• _What you have to do_
Write out each entry, exactly the way it appears.

• _Material for the task_
###
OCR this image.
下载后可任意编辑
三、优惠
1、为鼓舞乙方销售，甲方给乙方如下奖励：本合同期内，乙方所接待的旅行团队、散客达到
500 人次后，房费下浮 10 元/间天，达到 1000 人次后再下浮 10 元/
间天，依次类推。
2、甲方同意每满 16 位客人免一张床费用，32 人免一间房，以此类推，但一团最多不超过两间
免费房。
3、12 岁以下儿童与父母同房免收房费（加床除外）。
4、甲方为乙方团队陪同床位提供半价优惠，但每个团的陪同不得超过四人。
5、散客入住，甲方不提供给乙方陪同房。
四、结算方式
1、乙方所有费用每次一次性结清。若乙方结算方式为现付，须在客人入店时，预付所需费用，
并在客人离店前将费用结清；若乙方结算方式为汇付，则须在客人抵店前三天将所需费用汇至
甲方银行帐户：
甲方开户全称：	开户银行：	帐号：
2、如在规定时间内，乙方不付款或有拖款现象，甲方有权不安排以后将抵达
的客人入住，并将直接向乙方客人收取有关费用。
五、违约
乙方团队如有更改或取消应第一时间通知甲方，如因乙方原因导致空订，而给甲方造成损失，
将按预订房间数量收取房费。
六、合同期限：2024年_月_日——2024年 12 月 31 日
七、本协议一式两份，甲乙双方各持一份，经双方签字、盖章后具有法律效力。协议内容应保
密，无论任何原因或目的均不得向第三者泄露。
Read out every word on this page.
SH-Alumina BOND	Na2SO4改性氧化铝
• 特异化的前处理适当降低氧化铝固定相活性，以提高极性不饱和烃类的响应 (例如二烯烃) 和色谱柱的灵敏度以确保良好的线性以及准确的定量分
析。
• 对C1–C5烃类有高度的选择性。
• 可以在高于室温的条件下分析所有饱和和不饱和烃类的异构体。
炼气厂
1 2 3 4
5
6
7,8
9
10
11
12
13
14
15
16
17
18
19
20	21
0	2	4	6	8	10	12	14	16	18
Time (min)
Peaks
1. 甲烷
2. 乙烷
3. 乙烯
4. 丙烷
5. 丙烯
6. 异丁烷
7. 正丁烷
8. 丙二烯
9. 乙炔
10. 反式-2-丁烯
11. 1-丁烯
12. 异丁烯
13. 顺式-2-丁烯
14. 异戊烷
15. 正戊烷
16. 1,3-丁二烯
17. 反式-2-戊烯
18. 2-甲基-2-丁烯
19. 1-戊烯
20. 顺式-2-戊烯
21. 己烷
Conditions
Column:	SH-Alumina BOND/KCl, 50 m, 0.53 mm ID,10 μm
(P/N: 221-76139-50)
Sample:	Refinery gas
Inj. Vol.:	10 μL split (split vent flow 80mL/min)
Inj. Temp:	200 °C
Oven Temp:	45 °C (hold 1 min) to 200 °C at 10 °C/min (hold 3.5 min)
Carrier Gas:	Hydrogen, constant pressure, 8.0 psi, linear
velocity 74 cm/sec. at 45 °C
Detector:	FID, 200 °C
###
• _Problem solution_
OCR this image.
下载后可任意编辑
三、优惠
1、为鼓舞乙方销售，甲方给乙方如下奖励：本合同期内，乙方所接待的旅行团队、散客达到
500 人次后，房费下浮 10 元/间天，达到 1000 人次后再下浮 10 元/
间天，依次类推。
2、甲方同意每满 16 位客人免一张床费用，32 人免一间房，以此类推，但一团最多不超过两间
免费房。
3、12 岁以下儿童与父母同房免收房费（加床除外）。
4、甲方为乙方团队陪同床位提供半价优惠，但每个团的陪同不得超过四人。
5、散客入住，甲方不提供给乙方陪同房。
四、结算方式
1、乙方所有费用每次一次性结清。若乙方结算方式为现付，须在客人入店时，预付所需费用，
并在客人离店前将费用结清；若乙方结算方式为汇付，则须在客人抵店前三天将所需费用汇至
甲方银行帐户：
甲方开户全称：	开户银行：	帐号：
2、如在规定时间内，乙方不付款或有拖款现象，甲方有权不安排以后将抵达
的客人入住，并将直接向乙方客人收取有关费用。
五、违约
乙方团队如有更改或取消应第一时间通知甲方，如因乙方原因导致空订，而给甲方造成损失，
将按预订房间数量收取房费。
六、合同期限：2024年_月_日——2024年 12 月 31 日
七、本协议一式两份，甲乙双方各持一份，经双方签字、盖章后具有法律效力。协议内容应保
密，无论任何原因或目的均不得向第三者泄露。
Read out every word on this page.
SH-Alumina BOND	Na2SO4改性氧化铝
• 特异化的前处理适当降低氧化铝固定相活性，以提高极性不饱和烃类的响应 (例如二烯烃) 和色谱柱的灵敏度以确保良好的线性以及准确的定量分
析。
• 对C1–C5烃类有高度的选择性。
• 可以在高于室温的条件下分析所有饱和和不饱和烃类的异构体。
炼气厂
1 2 3 4
5
6
7,8
9
10
11
12
13
14
15
16
17
18
19
20	21
0	2	4	6	8	10	12	14	16	18
Time (min)
Peaks
1. 甲烷
2. 乙烷
3. 乙烯
4. 丙烷
5. 丙烯
6. 异丁烷
7. 正丁烷
8. 丙二烯
9. 乙炔
10. 反式-2-丁烯
11. 1-丁烯
12. 异丁烯
13. 顺式-2-丁烯
14. 异戊烷
15. 正戊烷
16. 1,3-丁二烯
17. 反式-2-戊烯
18. 2-甲基-2-丁烯
19. 1-戊烯
20. 顺式-2-戊烯
21. 己烷
Conditions
Column:	SH-Alumina BOND/KCl, 50 m, 0.53 mm ID,10 μm
(P/N: 221-76139-50)
Sample:	Refinery gas
Inj. Vol.:	10 μL split (split vent flow 80mL/min)
Inj. Temp:	200 °C
Oven Temp:	45 °C (hold 1 min) to 200 °C at 10 °C/min (hold 3.5 min)
Carrier Gas:	Hydrogen, constant pressure, 8.0 psi, linear
velocity 74 cm/sec. at 45 °C
Detector:	FID, 200 °C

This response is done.